:: Supplied material
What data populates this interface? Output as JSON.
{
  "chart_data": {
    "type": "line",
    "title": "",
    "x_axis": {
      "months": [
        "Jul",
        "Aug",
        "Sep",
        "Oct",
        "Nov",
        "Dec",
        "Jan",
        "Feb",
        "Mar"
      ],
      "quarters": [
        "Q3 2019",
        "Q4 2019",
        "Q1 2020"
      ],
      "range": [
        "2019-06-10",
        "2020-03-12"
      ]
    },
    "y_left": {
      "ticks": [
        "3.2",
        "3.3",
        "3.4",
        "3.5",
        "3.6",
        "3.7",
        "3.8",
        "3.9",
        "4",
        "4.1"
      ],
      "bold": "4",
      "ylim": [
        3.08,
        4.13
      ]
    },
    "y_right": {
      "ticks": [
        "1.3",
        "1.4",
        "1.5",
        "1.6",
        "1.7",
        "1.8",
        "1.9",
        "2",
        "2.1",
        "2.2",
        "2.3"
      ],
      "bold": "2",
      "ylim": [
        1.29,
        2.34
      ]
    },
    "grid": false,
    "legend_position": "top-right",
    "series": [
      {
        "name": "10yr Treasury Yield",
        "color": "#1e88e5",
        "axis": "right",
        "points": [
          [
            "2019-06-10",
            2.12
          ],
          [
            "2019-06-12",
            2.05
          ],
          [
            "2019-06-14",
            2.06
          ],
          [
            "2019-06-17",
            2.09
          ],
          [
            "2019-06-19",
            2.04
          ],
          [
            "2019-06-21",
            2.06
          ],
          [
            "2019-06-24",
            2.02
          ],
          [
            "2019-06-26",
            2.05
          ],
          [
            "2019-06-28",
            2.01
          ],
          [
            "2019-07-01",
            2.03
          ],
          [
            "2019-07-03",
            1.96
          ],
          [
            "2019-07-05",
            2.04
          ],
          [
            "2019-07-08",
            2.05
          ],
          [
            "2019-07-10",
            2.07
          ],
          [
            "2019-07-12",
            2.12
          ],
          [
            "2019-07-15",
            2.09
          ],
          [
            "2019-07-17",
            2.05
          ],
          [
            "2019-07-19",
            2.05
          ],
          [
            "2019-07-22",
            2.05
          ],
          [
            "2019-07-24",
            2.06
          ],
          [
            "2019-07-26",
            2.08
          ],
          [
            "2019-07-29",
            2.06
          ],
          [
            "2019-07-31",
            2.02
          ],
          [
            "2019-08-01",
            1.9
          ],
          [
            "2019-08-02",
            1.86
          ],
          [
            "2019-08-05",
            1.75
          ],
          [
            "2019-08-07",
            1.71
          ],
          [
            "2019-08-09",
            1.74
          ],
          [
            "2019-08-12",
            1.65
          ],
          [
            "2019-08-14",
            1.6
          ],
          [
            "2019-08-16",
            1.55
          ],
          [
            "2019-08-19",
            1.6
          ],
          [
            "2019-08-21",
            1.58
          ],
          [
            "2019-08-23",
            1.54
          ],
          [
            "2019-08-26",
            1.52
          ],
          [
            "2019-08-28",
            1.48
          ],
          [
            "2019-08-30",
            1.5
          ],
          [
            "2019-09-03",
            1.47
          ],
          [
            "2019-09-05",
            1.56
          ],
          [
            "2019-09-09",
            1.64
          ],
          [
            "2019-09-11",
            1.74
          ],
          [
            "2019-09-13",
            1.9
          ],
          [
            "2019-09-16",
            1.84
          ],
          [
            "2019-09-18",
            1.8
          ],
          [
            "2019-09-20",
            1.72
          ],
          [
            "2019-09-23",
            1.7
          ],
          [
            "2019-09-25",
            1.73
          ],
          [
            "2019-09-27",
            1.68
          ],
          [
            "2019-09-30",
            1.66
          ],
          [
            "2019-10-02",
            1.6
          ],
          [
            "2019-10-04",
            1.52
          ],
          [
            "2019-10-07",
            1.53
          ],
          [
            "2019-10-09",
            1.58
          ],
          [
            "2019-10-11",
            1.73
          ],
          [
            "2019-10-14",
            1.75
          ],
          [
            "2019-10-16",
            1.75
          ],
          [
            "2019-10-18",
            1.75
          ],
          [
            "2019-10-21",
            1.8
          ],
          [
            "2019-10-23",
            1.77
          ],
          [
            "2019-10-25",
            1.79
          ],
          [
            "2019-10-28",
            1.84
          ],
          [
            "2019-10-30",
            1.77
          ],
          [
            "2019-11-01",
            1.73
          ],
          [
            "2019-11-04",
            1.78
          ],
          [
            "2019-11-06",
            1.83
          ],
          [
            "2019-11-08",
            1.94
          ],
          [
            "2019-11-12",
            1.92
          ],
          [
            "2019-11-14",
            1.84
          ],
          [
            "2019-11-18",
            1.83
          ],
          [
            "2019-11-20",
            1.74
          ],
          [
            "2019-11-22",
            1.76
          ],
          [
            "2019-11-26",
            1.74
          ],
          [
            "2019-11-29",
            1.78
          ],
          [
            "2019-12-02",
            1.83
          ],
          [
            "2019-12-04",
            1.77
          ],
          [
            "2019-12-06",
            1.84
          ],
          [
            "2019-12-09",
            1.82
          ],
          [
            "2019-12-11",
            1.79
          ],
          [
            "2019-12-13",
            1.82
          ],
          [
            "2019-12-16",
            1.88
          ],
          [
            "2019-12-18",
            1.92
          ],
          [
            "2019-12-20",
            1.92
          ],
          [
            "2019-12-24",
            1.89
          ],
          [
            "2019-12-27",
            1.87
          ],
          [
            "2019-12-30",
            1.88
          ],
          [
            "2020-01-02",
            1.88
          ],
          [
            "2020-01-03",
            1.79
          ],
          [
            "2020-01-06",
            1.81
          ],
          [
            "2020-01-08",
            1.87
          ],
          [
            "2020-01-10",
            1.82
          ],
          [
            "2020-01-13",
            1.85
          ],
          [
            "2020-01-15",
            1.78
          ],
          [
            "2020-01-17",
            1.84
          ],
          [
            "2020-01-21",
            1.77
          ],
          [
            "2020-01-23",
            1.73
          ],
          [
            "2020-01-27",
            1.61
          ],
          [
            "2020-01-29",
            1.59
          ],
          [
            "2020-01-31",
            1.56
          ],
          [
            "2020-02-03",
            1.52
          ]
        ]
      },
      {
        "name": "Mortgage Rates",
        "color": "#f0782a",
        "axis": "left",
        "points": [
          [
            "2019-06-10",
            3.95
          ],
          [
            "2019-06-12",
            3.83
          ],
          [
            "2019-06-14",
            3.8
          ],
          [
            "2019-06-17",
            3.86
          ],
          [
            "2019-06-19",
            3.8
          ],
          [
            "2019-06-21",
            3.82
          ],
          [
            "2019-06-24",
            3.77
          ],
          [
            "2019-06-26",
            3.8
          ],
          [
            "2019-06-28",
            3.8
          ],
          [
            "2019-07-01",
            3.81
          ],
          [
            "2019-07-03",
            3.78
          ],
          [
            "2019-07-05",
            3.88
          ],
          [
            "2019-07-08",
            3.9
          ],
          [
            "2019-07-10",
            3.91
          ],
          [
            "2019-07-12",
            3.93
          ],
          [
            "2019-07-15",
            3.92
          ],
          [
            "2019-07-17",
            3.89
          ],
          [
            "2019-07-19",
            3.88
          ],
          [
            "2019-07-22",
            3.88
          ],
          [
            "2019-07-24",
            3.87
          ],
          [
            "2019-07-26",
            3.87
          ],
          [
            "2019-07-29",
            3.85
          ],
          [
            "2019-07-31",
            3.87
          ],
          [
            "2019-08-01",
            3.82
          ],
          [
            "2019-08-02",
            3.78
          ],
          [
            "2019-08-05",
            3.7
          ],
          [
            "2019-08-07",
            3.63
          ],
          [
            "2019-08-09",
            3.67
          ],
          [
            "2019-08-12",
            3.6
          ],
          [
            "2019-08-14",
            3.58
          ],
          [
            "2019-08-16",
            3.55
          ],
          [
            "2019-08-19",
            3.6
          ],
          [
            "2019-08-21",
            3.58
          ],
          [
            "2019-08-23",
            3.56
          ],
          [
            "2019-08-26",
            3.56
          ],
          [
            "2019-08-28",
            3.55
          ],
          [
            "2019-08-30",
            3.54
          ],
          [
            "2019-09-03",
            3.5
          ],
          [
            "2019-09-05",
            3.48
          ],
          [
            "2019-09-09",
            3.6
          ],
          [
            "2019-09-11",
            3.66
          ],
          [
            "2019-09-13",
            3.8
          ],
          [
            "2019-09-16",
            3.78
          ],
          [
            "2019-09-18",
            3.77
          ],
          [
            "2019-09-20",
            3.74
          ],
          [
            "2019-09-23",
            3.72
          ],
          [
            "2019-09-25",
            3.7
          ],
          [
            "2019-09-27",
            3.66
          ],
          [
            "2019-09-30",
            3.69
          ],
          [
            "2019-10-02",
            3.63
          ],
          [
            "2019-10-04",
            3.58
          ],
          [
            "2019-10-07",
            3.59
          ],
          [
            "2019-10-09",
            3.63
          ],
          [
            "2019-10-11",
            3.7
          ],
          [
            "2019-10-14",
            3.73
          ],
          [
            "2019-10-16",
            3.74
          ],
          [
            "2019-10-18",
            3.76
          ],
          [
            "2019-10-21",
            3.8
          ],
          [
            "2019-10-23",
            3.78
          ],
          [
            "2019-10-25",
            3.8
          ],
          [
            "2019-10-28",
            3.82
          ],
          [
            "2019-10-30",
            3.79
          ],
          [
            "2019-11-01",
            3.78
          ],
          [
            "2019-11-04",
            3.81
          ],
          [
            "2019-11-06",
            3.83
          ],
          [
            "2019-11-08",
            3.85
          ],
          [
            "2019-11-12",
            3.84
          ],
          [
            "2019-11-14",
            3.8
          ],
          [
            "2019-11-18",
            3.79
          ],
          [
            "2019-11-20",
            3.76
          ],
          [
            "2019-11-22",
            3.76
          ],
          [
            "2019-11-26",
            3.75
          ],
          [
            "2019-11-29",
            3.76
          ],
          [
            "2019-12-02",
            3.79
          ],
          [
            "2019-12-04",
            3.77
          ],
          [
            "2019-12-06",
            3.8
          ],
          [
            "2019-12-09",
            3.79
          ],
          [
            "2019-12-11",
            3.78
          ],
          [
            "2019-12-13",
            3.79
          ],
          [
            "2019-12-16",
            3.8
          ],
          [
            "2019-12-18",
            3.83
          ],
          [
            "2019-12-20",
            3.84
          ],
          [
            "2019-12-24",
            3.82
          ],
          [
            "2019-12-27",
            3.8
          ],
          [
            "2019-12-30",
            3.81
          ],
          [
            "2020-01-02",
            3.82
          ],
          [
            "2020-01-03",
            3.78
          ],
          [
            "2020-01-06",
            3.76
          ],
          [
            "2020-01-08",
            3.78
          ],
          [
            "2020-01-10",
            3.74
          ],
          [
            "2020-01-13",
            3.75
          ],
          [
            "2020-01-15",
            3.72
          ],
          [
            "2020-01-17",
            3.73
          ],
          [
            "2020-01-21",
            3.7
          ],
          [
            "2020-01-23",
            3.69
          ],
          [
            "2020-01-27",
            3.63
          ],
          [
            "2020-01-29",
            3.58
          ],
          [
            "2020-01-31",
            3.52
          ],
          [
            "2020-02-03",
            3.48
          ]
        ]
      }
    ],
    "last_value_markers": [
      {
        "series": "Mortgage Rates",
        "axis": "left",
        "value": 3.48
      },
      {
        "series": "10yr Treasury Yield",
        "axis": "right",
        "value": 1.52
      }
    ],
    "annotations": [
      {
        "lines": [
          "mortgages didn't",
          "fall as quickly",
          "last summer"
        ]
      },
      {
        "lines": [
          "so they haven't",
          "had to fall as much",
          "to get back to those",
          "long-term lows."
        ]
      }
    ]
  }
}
::::
Short problem - Lines in the records that hold the word "Treasury" are to be counted; give only the total.

Output for this task - 2